Saved entries:
--- --- ---

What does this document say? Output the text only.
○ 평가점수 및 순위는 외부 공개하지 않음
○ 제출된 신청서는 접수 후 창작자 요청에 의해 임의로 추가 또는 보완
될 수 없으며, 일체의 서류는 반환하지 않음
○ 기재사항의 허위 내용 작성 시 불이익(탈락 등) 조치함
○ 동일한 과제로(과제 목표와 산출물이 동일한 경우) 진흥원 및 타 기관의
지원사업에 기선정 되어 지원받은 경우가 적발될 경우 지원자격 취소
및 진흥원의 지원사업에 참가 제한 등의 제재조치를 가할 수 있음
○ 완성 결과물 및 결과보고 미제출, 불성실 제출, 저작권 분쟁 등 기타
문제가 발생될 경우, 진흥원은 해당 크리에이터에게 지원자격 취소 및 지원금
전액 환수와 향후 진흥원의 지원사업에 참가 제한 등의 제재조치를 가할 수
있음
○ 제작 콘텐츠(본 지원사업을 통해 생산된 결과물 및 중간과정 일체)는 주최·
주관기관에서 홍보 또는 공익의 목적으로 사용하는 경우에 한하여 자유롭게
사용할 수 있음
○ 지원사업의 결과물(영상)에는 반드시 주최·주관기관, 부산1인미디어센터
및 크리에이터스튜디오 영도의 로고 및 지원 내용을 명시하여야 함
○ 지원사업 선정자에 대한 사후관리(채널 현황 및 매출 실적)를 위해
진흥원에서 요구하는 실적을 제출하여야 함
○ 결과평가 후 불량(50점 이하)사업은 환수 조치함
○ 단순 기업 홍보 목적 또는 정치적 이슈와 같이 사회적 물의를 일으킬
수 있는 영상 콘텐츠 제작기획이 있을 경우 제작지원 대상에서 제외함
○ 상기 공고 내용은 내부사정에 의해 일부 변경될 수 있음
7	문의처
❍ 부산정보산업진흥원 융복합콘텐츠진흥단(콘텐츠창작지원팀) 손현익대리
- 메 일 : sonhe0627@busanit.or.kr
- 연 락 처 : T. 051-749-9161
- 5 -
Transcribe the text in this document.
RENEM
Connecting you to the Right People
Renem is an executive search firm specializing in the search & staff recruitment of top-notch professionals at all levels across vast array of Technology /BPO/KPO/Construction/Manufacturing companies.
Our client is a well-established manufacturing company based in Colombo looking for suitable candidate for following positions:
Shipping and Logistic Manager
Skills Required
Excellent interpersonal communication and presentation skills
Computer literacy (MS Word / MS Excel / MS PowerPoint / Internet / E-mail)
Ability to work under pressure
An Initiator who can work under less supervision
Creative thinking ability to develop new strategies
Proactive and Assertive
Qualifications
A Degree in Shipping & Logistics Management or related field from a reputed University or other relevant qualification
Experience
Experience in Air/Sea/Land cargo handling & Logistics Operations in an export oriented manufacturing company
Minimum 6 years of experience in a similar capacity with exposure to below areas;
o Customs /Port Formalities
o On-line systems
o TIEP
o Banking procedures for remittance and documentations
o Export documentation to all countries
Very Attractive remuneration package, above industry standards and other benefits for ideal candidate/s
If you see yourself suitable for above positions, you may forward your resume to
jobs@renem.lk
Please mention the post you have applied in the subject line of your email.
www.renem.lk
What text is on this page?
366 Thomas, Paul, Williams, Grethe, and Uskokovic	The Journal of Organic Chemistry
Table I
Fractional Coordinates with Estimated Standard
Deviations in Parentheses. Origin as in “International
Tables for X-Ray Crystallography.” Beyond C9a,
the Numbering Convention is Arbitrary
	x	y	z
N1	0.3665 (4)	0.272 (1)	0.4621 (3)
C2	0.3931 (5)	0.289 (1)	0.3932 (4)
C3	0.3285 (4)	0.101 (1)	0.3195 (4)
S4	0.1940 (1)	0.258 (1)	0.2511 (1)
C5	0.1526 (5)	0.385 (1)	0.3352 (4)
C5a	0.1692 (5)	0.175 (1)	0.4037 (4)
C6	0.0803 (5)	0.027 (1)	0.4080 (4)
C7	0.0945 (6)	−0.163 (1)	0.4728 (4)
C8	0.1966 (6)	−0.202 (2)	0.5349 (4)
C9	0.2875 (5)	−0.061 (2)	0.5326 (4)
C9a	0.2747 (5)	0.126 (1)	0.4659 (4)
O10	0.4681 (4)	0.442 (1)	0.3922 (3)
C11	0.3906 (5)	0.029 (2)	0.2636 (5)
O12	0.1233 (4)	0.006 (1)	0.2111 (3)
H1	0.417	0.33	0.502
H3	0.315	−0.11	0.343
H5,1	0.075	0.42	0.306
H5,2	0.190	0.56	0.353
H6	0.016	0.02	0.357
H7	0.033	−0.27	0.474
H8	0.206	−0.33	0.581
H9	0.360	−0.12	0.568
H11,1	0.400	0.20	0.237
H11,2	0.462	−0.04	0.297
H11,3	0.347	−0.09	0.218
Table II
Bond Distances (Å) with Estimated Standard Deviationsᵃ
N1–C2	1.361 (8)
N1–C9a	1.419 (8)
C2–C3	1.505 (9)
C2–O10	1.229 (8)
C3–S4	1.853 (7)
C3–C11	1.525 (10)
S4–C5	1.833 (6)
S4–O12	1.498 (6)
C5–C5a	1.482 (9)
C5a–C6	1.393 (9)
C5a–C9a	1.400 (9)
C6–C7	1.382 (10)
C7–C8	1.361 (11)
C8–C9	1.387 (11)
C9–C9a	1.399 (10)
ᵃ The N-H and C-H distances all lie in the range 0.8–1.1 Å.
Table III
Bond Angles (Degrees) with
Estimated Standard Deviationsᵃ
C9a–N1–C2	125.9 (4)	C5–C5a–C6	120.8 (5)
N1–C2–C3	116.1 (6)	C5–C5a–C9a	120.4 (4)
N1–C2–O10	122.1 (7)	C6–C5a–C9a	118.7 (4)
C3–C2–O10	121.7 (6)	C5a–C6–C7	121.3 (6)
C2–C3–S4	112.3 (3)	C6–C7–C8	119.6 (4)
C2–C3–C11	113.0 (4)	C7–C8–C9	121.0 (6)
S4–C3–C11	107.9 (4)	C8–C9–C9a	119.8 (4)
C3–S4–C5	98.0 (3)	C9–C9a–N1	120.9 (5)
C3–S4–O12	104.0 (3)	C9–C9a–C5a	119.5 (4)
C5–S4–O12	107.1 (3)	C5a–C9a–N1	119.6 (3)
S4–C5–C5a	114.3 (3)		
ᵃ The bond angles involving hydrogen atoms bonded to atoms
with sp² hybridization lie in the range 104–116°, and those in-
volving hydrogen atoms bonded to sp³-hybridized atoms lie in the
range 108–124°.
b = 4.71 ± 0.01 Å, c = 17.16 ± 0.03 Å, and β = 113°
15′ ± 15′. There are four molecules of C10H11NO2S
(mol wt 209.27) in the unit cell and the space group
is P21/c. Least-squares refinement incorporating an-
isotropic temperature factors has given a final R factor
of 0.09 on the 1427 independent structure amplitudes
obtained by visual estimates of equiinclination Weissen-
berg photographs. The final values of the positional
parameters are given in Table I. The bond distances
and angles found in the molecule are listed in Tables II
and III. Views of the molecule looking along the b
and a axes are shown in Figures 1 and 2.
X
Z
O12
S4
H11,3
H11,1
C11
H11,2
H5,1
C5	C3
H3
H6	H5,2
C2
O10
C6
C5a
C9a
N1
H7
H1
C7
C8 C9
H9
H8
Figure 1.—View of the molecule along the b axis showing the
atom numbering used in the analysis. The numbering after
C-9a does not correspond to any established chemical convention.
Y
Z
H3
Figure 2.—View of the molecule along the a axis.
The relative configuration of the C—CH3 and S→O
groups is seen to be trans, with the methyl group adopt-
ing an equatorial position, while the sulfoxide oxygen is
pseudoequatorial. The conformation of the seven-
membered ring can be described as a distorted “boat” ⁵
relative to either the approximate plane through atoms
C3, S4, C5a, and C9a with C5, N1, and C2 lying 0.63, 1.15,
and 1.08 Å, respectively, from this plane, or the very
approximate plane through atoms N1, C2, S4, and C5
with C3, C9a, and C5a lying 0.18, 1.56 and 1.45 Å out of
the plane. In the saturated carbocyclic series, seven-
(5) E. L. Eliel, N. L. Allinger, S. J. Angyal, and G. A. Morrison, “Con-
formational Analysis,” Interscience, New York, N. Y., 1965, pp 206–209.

--- --- ---

**PROBLEM STATEMENT**
Which lines hold the word "Logistics"? Copy every one of them.

**RESPONSE TO THIS TASK**
A Degree in Shipping & Logistics Management or related field from a reputed University or other relevant qualification
Experience in Air/Sea/Land cargo handling & Logistics Operations in an export oriented manufacturing company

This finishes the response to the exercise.